Short task:
Where a line holds "title", copy it.

Information supplied:
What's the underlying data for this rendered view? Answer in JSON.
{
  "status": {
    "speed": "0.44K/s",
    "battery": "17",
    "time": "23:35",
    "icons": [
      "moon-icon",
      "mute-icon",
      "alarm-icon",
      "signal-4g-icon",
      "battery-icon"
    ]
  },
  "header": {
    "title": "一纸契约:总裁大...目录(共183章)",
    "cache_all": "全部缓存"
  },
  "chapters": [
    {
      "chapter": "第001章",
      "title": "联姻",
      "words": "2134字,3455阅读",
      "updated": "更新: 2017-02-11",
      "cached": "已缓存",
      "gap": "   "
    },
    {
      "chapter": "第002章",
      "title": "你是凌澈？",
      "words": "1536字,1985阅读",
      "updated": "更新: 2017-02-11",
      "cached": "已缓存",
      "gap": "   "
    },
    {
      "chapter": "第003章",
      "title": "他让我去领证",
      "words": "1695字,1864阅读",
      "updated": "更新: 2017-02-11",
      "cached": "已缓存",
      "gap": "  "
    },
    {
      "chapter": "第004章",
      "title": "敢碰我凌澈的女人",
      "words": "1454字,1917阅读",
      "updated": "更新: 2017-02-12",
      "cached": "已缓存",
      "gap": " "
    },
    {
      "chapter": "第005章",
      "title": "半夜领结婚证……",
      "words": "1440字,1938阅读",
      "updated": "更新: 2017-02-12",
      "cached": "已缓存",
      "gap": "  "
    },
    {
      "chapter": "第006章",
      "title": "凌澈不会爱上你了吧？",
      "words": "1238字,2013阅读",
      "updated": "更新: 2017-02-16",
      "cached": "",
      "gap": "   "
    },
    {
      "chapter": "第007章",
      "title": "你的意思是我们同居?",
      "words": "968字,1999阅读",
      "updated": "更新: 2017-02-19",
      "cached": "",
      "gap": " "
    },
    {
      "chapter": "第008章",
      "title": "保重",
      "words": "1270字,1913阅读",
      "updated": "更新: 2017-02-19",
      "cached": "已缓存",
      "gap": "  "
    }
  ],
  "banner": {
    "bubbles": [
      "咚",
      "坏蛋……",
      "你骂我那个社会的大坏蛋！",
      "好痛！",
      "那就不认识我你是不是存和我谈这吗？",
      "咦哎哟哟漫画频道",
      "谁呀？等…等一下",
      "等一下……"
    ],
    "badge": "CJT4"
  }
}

Task response:
    "title": "一纸契约:总裁大...目录(共183章)",
      "title": "联姻",
      "title": "你是凌澈？",
      "title": "他让我去领证",
      "title": "敢碰我凌澈的女人",
      "title": "半夜领结婚证……",
      "title": "凌澈不会爱上你了吧？",
      "title": "你的意思是我们同居?",
      "title": "保重",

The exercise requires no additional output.